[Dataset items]
····················

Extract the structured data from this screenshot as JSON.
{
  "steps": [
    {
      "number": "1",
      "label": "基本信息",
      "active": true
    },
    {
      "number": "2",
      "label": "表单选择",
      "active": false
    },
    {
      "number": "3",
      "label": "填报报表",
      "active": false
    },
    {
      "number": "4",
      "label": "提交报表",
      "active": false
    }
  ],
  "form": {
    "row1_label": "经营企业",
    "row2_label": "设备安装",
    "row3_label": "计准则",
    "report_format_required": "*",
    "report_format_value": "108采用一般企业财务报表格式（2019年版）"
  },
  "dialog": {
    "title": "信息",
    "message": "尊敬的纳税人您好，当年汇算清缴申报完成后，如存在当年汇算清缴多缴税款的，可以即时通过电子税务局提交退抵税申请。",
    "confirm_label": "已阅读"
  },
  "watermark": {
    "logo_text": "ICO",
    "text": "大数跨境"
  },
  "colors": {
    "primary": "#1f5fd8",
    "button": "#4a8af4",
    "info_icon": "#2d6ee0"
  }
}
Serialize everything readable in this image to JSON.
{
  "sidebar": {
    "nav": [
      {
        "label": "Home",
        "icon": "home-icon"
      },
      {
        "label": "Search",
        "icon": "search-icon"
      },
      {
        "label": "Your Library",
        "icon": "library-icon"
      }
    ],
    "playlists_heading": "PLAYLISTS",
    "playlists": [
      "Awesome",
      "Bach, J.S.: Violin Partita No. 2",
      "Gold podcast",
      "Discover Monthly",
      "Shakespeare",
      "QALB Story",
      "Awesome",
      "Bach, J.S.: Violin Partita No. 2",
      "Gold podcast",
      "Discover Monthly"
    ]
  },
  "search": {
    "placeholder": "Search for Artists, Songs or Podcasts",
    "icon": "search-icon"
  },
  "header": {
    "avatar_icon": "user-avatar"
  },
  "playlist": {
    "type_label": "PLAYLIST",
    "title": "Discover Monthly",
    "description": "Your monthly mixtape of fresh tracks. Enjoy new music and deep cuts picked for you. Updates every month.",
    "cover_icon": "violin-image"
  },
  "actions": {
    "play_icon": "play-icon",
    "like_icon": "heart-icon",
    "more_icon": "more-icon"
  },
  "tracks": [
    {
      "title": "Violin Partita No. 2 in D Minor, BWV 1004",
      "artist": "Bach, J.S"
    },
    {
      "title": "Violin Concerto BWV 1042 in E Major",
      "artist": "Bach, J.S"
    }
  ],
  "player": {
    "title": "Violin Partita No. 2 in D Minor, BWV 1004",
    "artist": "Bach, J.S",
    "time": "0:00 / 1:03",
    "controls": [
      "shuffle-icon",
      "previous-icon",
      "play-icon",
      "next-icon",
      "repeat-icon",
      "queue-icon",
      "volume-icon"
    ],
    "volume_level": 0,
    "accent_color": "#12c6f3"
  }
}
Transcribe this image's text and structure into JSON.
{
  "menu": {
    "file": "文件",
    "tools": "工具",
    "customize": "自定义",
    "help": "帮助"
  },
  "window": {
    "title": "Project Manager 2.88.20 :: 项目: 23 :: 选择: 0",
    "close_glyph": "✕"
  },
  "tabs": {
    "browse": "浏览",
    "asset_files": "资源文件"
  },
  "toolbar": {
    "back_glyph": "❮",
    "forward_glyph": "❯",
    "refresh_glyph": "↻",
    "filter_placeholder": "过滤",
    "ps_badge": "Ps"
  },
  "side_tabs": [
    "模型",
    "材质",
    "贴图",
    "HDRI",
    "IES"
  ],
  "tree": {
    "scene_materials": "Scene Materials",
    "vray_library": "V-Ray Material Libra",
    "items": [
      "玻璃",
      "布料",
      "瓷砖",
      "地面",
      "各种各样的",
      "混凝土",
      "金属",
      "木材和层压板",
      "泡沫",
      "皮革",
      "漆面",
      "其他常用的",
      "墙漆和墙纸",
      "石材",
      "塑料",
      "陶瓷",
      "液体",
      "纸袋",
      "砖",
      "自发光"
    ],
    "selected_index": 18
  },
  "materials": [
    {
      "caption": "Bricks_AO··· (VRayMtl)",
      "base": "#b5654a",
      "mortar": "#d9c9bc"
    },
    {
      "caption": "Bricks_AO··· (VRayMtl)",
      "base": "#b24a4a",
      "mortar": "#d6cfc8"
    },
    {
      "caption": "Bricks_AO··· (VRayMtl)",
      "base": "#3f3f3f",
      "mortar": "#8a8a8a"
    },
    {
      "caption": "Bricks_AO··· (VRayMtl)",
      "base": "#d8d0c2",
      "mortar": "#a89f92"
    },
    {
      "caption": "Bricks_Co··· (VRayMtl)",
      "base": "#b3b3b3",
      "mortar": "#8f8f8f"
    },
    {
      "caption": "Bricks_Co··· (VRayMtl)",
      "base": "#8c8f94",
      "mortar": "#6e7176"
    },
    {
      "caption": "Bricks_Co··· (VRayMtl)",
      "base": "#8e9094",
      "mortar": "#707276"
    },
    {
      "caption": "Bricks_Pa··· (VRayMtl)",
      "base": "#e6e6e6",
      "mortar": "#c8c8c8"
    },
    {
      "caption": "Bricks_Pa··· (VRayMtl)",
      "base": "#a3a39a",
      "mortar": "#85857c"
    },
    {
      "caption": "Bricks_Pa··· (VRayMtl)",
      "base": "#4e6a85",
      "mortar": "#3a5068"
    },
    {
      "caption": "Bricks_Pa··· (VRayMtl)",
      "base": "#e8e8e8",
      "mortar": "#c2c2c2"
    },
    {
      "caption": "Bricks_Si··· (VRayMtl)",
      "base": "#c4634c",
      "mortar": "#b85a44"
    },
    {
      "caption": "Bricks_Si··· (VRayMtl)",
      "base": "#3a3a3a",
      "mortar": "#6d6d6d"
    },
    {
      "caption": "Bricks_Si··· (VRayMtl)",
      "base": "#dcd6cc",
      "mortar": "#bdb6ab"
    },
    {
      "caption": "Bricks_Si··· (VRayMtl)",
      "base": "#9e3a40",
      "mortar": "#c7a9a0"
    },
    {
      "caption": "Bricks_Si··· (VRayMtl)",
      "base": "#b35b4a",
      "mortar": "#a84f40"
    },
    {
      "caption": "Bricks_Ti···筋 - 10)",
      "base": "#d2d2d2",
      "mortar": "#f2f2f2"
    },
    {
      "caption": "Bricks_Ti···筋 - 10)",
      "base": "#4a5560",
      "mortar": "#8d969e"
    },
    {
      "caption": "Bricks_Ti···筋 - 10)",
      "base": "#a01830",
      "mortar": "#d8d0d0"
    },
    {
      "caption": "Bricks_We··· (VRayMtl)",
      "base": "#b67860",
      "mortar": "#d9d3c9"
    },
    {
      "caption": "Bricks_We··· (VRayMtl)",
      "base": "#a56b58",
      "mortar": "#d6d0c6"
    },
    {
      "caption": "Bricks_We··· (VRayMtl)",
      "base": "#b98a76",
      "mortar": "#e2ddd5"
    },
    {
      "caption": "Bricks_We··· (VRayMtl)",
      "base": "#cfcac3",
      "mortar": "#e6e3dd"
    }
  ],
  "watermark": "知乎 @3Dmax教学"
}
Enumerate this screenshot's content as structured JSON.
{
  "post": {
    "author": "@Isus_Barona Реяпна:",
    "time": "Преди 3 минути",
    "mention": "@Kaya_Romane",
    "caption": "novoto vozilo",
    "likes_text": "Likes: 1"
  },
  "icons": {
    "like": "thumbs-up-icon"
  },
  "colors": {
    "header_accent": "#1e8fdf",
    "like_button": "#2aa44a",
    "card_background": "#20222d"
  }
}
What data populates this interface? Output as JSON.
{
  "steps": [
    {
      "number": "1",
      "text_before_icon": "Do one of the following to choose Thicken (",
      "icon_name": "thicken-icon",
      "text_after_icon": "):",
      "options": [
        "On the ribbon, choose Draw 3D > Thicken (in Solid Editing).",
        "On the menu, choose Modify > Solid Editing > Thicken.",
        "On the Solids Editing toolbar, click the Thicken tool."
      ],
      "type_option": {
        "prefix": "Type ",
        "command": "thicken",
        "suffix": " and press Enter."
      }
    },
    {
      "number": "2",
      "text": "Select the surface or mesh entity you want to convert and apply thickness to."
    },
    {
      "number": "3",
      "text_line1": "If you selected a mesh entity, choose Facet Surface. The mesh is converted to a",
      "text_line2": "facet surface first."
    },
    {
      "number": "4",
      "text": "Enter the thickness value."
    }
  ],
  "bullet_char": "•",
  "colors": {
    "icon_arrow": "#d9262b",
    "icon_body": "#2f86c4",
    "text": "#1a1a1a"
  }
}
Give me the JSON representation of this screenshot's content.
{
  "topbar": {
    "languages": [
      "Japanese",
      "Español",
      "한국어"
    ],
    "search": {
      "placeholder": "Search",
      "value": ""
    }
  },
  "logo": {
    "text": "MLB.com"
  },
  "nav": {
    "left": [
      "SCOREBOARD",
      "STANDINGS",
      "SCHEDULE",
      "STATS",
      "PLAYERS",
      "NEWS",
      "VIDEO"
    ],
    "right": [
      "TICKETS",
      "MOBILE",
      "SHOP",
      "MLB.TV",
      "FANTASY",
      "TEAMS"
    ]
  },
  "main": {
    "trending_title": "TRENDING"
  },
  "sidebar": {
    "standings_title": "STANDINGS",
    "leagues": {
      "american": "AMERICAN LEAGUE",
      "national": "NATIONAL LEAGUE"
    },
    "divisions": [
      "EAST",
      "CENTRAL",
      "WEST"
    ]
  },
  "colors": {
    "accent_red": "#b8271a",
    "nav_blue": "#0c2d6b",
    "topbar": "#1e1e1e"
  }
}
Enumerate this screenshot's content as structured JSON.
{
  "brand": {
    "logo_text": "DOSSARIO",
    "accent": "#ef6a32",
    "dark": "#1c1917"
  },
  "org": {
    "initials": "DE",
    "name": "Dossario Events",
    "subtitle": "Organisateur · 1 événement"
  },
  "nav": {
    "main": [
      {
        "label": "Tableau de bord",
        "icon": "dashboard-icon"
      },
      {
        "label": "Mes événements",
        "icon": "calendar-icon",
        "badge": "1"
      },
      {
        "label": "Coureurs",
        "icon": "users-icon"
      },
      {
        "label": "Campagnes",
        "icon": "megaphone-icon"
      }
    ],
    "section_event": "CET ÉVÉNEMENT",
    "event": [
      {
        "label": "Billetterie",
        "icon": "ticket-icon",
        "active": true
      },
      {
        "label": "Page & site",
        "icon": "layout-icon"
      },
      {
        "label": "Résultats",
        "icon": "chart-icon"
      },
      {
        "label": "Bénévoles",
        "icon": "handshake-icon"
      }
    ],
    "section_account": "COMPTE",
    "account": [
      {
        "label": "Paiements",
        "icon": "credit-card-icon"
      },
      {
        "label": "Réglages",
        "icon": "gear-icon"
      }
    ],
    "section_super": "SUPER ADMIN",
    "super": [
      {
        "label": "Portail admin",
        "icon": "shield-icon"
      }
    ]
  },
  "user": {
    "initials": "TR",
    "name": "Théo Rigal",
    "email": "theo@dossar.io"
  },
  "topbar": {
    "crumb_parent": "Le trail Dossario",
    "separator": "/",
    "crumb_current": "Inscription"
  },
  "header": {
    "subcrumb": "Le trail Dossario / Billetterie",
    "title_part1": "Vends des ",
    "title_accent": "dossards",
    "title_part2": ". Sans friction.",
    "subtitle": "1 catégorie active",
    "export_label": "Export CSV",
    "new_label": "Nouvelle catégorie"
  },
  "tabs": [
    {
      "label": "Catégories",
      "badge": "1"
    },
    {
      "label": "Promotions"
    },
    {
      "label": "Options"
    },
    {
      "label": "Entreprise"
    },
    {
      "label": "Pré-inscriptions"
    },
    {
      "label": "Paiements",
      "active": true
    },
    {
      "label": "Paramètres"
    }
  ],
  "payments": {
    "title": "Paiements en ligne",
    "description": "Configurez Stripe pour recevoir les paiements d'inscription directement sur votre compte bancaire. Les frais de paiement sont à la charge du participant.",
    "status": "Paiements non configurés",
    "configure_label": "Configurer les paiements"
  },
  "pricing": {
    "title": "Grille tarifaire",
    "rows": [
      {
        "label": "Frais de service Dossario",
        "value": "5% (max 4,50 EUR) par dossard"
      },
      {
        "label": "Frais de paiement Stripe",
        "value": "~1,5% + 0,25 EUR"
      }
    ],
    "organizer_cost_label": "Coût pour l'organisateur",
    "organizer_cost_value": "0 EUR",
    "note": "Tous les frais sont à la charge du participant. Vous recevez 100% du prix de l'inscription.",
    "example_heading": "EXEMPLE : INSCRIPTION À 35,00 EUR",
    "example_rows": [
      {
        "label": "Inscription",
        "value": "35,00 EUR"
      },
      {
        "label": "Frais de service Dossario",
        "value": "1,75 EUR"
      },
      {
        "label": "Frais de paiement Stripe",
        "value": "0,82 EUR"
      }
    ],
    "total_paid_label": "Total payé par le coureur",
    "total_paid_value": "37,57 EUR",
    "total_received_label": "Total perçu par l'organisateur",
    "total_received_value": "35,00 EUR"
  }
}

····················

*Task to complete*
Search the records for the string "charge" and return every line in which it occurs.

*Task answer*
    "description": "Configurez Stripe pour recevoir les paiements d'inscription directement sur votre compte bancaire. Les frais de paiement sont à la charge du participant.",
    "note": "Tous les frais sont à la charge du participant. Vous recevez 100% du prix de l'inscription.",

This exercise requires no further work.